*Stated exercise*
Reproduce each of the entries below verbatim, keeping every line and its order unchanged.

##########

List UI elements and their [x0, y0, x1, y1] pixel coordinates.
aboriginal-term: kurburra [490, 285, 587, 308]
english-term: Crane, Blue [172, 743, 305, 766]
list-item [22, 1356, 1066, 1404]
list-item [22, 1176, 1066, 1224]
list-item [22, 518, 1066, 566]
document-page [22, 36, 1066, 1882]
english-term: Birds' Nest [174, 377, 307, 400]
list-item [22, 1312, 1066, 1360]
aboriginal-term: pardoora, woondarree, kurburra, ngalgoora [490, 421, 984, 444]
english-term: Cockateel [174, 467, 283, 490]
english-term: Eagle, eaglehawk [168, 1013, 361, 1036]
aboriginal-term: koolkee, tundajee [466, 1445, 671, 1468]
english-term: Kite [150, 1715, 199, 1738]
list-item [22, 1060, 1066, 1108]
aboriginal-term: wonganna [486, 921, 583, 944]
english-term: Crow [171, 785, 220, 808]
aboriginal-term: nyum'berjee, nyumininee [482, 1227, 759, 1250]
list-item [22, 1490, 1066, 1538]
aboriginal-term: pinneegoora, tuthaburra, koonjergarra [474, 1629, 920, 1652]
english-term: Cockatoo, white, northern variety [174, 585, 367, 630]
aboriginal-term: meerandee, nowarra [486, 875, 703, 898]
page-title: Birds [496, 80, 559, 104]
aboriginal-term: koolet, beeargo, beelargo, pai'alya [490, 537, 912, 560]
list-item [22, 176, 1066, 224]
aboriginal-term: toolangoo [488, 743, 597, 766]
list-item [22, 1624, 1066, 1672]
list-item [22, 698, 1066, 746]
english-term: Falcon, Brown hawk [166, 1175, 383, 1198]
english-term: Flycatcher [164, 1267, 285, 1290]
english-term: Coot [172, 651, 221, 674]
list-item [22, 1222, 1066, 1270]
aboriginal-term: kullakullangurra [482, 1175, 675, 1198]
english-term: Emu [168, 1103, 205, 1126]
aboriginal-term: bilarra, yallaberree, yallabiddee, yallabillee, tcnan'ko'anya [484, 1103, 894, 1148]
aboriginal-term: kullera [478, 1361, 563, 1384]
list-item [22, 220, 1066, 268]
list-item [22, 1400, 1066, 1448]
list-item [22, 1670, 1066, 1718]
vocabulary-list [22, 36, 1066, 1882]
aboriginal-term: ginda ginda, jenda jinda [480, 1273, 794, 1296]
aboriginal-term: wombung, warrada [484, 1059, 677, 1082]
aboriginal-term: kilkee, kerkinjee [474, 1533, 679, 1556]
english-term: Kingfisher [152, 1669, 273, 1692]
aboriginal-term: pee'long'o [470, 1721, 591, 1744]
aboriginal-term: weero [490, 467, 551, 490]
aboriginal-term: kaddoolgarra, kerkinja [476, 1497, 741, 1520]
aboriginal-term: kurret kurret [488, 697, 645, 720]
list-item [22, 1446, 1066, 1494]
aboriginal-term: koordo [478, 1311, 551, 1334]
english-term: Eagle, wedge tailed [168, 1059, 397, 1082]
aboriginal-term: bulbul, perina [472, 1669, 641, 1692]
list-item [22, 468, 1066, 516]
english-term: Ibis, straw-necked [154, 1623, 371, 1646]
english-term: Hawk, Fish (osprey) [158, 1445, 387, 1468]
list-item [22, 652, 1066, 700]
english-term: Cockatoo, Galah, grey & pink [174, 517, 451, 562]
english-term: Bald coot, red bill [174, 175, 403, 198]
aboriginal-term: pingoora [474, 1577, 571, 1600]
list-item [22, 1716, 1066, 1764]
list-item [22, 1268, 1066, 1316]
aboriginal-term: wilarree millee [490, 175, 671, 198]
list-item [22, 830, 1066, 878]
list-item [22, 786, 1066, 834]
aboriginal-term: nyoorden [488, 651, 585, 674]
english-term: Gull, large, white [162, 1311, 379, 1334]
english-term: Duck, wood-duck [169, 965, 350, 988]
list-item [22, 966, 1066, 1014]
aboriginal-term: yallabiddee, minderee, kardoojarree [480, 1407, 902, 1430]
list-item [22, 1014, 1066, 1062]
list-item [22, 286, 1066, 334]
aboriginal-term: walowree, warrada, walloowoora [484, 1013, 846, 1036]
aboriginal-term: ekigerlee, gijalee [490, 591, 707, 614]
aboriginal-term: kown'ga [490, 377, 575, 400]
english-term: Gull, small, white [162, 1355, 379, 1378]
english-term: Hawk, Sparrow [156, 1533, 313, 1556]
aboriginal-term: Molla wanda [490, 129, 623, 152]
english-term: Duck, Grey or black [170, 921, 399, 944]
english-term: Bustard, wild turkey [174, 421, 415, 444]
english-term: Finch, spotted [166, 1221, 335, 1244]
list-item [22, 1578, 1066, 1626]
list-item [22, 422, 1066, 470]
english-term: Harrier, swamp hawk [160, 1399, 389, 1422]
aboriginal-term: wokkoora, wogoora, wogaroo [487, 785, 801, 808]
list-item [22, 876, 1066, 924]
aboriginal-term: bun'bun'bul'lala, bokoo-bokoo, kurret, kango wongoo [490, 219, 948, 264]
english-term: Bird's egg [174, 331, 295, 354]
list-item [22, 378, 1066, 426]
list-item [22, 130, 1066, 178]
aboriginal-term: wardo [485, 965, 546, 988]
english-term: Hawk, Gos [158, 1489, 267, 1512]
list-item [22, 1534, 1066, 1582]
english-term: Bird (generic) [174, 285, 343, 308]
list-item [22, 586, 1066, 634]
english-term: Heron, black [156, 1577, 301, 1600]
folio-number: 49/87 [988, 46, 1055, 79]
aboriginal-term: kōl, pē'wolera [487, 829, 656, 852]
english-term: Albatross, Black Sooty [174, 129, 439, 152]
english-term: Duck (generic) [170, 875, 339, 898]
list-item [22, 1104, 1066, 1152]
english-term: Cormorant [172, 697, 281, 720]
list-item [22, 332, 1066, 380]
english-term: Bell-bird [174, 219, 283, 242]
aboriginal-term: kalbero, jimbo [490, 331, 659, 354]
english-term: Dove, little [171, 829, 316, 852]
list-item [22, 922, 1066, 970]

##########

*Solved problem*
List UI elements and their [x0, y0, x1, y1] pixel coordinates.
aboriginal-term: kurburra [490, 285, 587, 308]
english-term: Crane, Blue [172, 743, 305, 766]
list-item [22, 1356, 1066, 1404]
list-item [22, 1176, 1066, 1224]
list-item [22, 518, 1066, 566]
document-page [22, 36, 1066, 1882]
english-term: Birds' Nest [174, 377, 307, 400]
list-item [22, 1312, 1066, 1360]
aboriginal-term: pardoora, woondarree, kurburra, ngalgoora [490, 421, 984, 444]
english-term: Cockateel [174, 467, 283, 490]
english-term: Eagle, eaglehawk [168, 1013, 361, 1036]
aboriginal-term: koolkee, tundajee [466, 1445, 671, 1468]
english-term: Kite [150, 1715, 199, 1738]
list-item [22, 1060, 1066, 1108]
aboriginal-term: wonganna [486, 921, 583, 944]
english-term: Crow [171, 785, 220, 808]
aboriginal-term: nyum'berjee, nyumininee [482, 1227, 759, 1250]
list-item [22, 1490, 1066, 1538]
aboriginal-term: pinneegoora, tuthaburra, koonjergarra [474, 1629, 920, 1652]
english-term: Cockatoo, white, northern variety [174, 585, 367, 630]
aboriginal-term: meerandee, nowarra [486, 875, 703, 898]
page-title: Birds [496, 80, 559, 104]
aboriginal-term: koolet, beeargo, beelargo, pai'alya [490, 537, 912, 560]
list-item [22, 176, 1066, 224]
aboriginal-term: toolangoo [488, 743, 597, 766]
list-item [22, 1624, 1066, 1672]
list-item [22, 698, 1066, 746]
english-term: Falcon, Brown hawk [166, 1175, 383, 1198]
english-term: Flycatcher [164, 1267, 285, 1290]
english-term: Coot [172, 651, 221, 674]
list-item [22, 1222, 1066, 1270]
aboriginal-term: kullakullangurra [482, 1175, 675, 1198]
english-term: Emu [168, 1103, 205, 1126]
aboriginal-term: bilarra, yallaberree, yallabiddee, yallabillee, tcnan'ko'anya [484, 1103, 894, 1148]
aboriginal-term: kullera [478, 1361, 563, 1384]
list-item [22, 220, 1066, 268]
list-item [22, 1400, 1066, 1448]
list-item [22, 1670, 1066, 1718]
vocabulary-list [22, 36, 1066, 1882]
aboriginal-term: ginda ginda, jenda jinda [480, 1273, 794, 1296]
aboriginal-term: wombung, warrada [484, 1059, 677, 1082]
aboriginal-term: kilkee, kerkinjee [474, 1533, 679, 1556]
english-term: Kingfisher [152, 1669, 273, 1692]
aboriginal-term: pee'long'o [470, 1721, 591, 1744]
aboriginal-term: weero [490, 467, 551, 490]
aboriginal-term: kaddoolgarra, kerkinja [476, 1497, 741, 1520]
aboriginal-term: kurret kurret [488, 697, 645, 720]
list-item [22, 1446, 1066, 1494]
aboriginal-term: koordo [478, 1311, 551, 1334]
english-term: Eagle, wedge tailed [168, 1059, 397, 1082]
aboriginal-term: bulbul, perina [472, 1669, 641, 1692]
list-item [22, 468, 1066, 516]
english-term: Ibis, straw-necked [154, 1623, 371, 1646]
english-term: Hawk, Fish (osprey) [158, 1445, 387, 1468]
list-item [22, 652, 1066, 700]
english-term: Cockatoo, Galah, grey & pink [174, 517, 451, 562]
english-term: Bald coot, red bill [174, 175, 403, 198]
aboriginal-term: pingoora [474, 1577, 571, 1600]
list-item [22, 1716, 1066, 1764]
list-item [22, 1268, 1066, 1316]
aboriginal-term: wilarree millee [490, 175, 671, 198]
list-item [22, 830, 1066, 878]
list-item [22, 786, 1066, 834]
aboriginal-term: nyoorden [488, 651, 585, 674]
english-term: Gull, large, white [162, 1311, 379, 1334]
english-term: Duck, wood-duck [169, 965, 350, 988]
list-item [22, 966, 1066, 1014]
aboriginal-term: yallabiddee, minderee, kardoojarree [480, 1407, 902, 1430]
list-item [22, 1014, 1066, 1062]
list-item [22, 286, 1066, 334]
aboriginal-term: walowree, warrada, walloowoora [484, 1013, 846, 1036]
aboriginal-term: ekigerlee, gijalee [490, 591, 707, 614]
aboriginal-term: kown'ga [490, 377, 575, 400]
english-term: Gull, small, white [162, 1355, 379, 1378]
english-term: Hawk, Sparrow [156, 1533, 313, 1556]
aboriginal-term: Molla wanda [490, 129, 623, 152]
english-term: Duck, Grey or black [170, 921, 399, 944]
english-term: Bustard, wild turkey [174, 421, 415, 444]
english-term: Finch, spotted [166, 1221, 335, 1244]
list-item [22, 1578, 1066, 1626]
list-item [22, 422, 1066, 470]
english-term: Harrier, swamp hawk [160, 1399, 389, 1422]
aboriginal-term: wokkoora, wogoora, wogaroo [487, 785, 801, 808]
list-item [22, 876, 1066, 924]
aboriginal-term: bun'bun'bul'lala, bokoo-bokoo, kurret, kango wongoo [490, 219, 948, 264]
english-term: Bird's egg [174, 331, 295, 354]
list-item [22, 378, 1066, 426]
list-item [22, 130, 1066, 178]
aboriginal-term: wardo [485, 965, 546, 988]
english-term: Hawk, Gos [158, 1489, 267, 1512]
list-item [22, 1534, 1066, 1582]
english-term: Bird (generic) [174, 285, 343, 308]
list-item [22, 586, 1066, 634]
english-term: Heron, black [156, 1577, 301, 1600]
folio-number: 49/87 [988, 46, 1055, 79]
aboriginal-term: kōl, pē'wolera [487, 829, 656, 852]
english-term: Albatross, Black Sooty [174, 129, 439, 152]
english-term: Duck (generic) [170, 875, 339, 898]
list-item [22, 1104, 1066, 1152]
english-term: Cormorant [172, 697, 281, 720]
list-item [22, 332, 1066, 380]
english-term: Bell-bird [174, 219, 283, 242]
aboriginal-term: kalbero, jimbo [490, 331, 659, 354]
english-term: Dove, little [171, 829, 316, 852]
list-item [22, 922, 1066, 970]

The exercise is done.